§ WHAT TO DO
Return all entries precisely as they stand, without the images.
[start of ITEMS]
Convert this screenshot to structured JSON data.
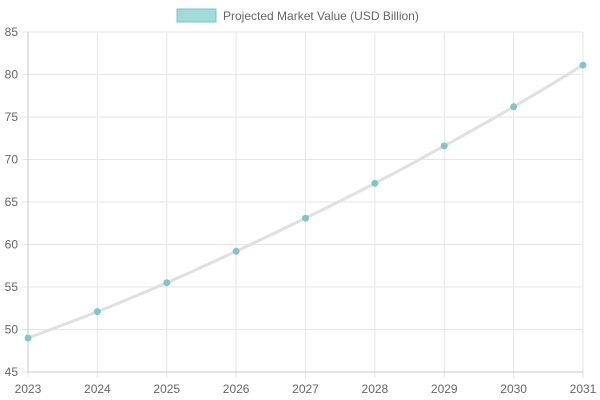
{
  "chart_data": {
    "type": "line",
    "x": [
      "2023",
      "2024",
      "2025",
      "2026",
      "2027",
      "2028",
      "2029",
      "2030",
      "2031"
    ],
    "series": [
      {
        "name": "Projected Market Value (USD Billion)",
        "values": [
          49.0,
          52.1,
          55.5,
          59.2,
          63.1,
          67.2,
          71.6,
          76.2,
          81.1
        ]
      }
    ],
    "title": "",
    "xlabel": "",
    "ylabel": "",
    "ylim": [
      45,
      85
    ],
    "yticks": [
      45,
      50,
      55,
      60,
      65,
      70,
      75,
      80,
      85
    ],
    "grid": true,
    "legend_position": "top-center",
    "colors": {
      "line": "#e0e0e0",
      "point": "#7fc6c9",
      "legend_fill": "#9fdcd9",
      "legend_border": "#7cc4c6",
      "grid": "#e6e6e6",
      "axis": "#c8c8c8",
      "text": "#666666"
    }
  }
}
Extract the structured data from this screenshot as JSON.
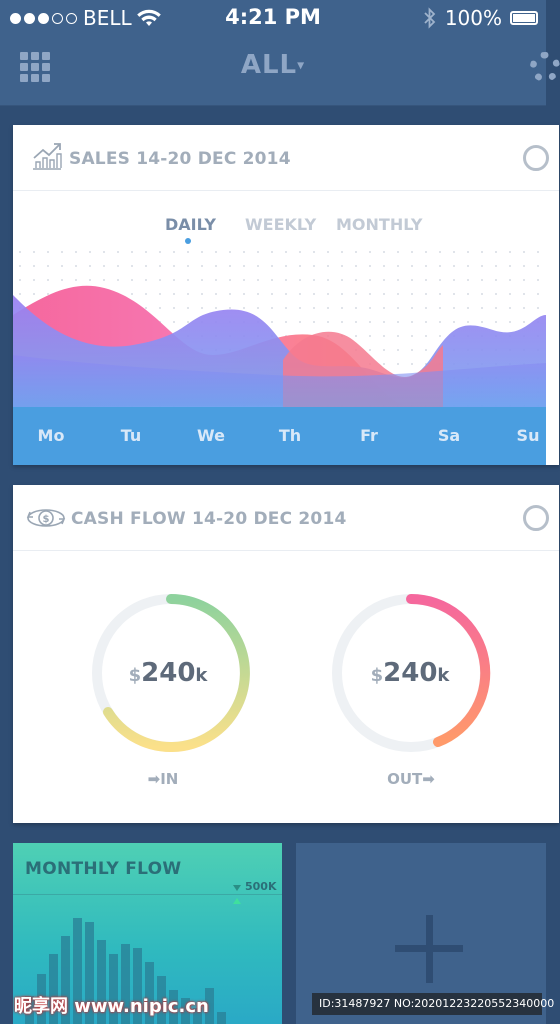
{
  "status_bar": {
    "carrier": "BELL",
    "time": "4:21 PM",
    "battery": "100%",
    "signal_icon": "signal-dots-icon",
    "wifi_icon": "wifi-icon",
    "bluetooth_icon": "bluetooth-icon"
  },
  "nav": {
    "title": "ALL",
    "caret": "▾"
  },
  "sales_card": {
    "title": "SALES 14-20 DEC 2014",
    "tabs": [
      "DAILY",
      "WEEKLY",
      "MONTHLY"
    ],
    "active_tab": "DAILY",
    "days": [
      "Mo",
      "Tu",
      "We",
      "Th",
      "Fr",
      "Sa",
      "Su"
    ]
  },
  "cashflow_card": {
    "title": "CASH FLOW 14-20 DEC 2014",
    "in": {
      "currency": "$",
      "value": "240",
      "unit": "k",
      "label": "IN",
      "arrow": "➡"
    },
    "out": {
      "currency": "$",
      "value": "240",
      "unit": "k",
      "label": "OUT",
      "arrow": "➡"
    }
  },
  "monthly_flow": {
    "title": "MONTHLY FLOW",
    "marker_label": "500K"
  },
  "watermark": {
    "brand": "昵享网 www.nipic.cn",
    "id_text": "ID:31487927 NO:20201223220552340000"
  },
  "colors": {
    "background": "#2f4d73",
    "header": "#3f628c",
    "accent_blue": "#4a9ee0",
    "pink": "#f5679d",
    "purple": "#8d86f2",
    "teal": "#2fb9bf"
  }
}
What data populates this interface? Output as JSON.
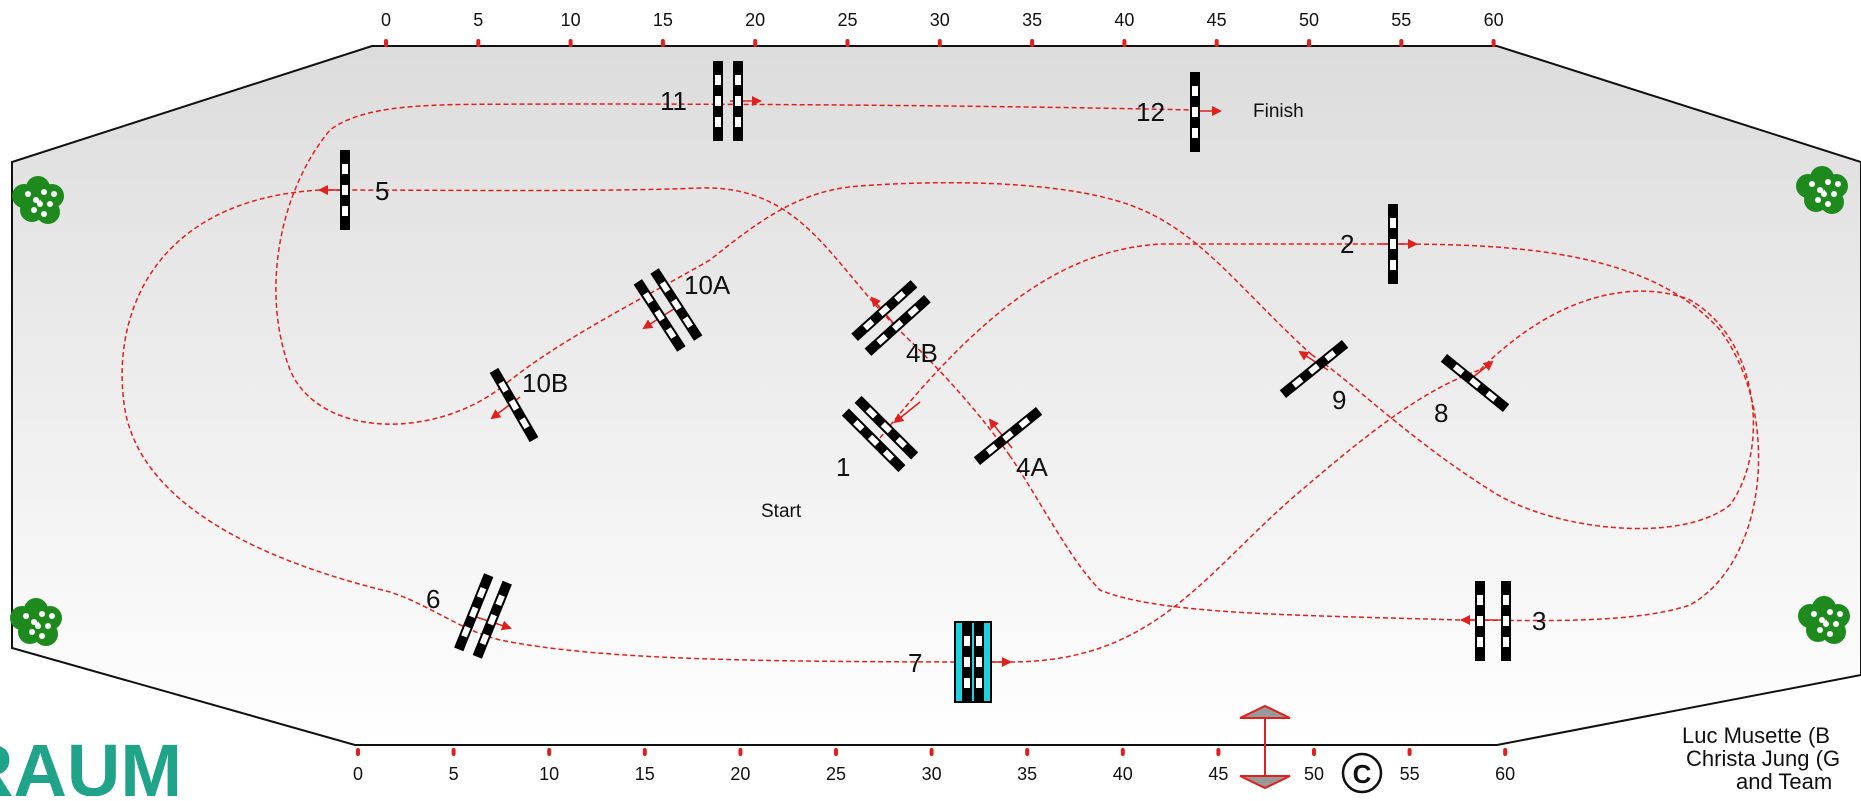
[end of ITEMS]
§ ANSWER TO THE TASK
Convert this screenshot to structured JSON data.
{
  "chart_data": {
    "type": "line",
    "x": [
      "2023",
      "2024",
      "2025",
      "2026",
      "2027",
      "2028",
      "2029",
      "2030",
      "2031"
    ],
    "series": [
      {
        "name": "Projected Market Value (USD Billion)",
        "values": [
          49.0,
          52.1,
          55.5,
          59.2,
          63.1,
          67.2,
          71.6,
          76.2,
          81.1
        ]
      }
    ],
    "title": "",
    "xlabel": "",
    "ylabel": "",
    "ylim": [
      45,
      85
    ],
    "yticks": [
      45,
      50,
      55,
      60,
      65,
      70,
      75,
      80,
      85
    ],
    "grid": true,
    "legend_position": "top-center",
    "colors": {
      "line": "#e0e0e0",
      "point": "#7fc6c9",
      "legend_fill": "#9fdcd9",
      "legend_border": "#7cc4c6",
      "grid": "#e6e6e6",
      "axis": "#c8c8c8",
      "text": "#666666"
    }
  }
}
Extract the structured data from this screenshot as JSON.
{
  "status_bar": {
    "carrier": "BELL",
    "time": "4:21 PM",
    "battery": "100%",
    "signal_icon": "signal-dots-icon",
    "wifi_icon": "wifi-icon",
    "bluetooth_icon": "bluetooth-icon"
  },
  "nav": {
    "title": "ALL",
    "caret": "▾"
  },
  "sales_card": {
    "title": "SALES 14-20 DEC 2014",
    "tabs": [
      "DAILY",
      "WEEKLY",
      "MONTHLY"
    ],
    "active_tab": "DAILY",
    "days": [
      "Mo",
      "Tu",
      "We",
      "Th",
      "Fr",
      "Sa",
      "Su"
    ]
  },
  "cashflow_card": {
    "title": "CASH FLOW 14-20 DEC 2014",
    "in": {
      "currency": "$",
      "value": "240",
      "unit": "k",
      "label": "IN",
      "arrow": "➡"
    },
    "out": {
      "currency": "$",
      "value": "240",
      "unit": "k",
      "label": "OUT",
      "arrow": "➡"
    }
  },
  "monthly_flow": {
    "title": "MONTHLY FLOW",
    "marker_label": "500K"
  },
  "watermark": {
    "brand": "昵享网 www.nipic.cn",
    "id_text": "ID:31487927 NO:20201223220552340000"
  },
  "colors": {
    "background": "#2f4d73",
    "header": "#3f628c",
    "accent_blue": "#4a9ee0",
    "pink": "#f5679d",
    "purple": "#8d86f2",
    "teal": "#2fb9bf"
  }
}
What data populates this interface? Output as JSON.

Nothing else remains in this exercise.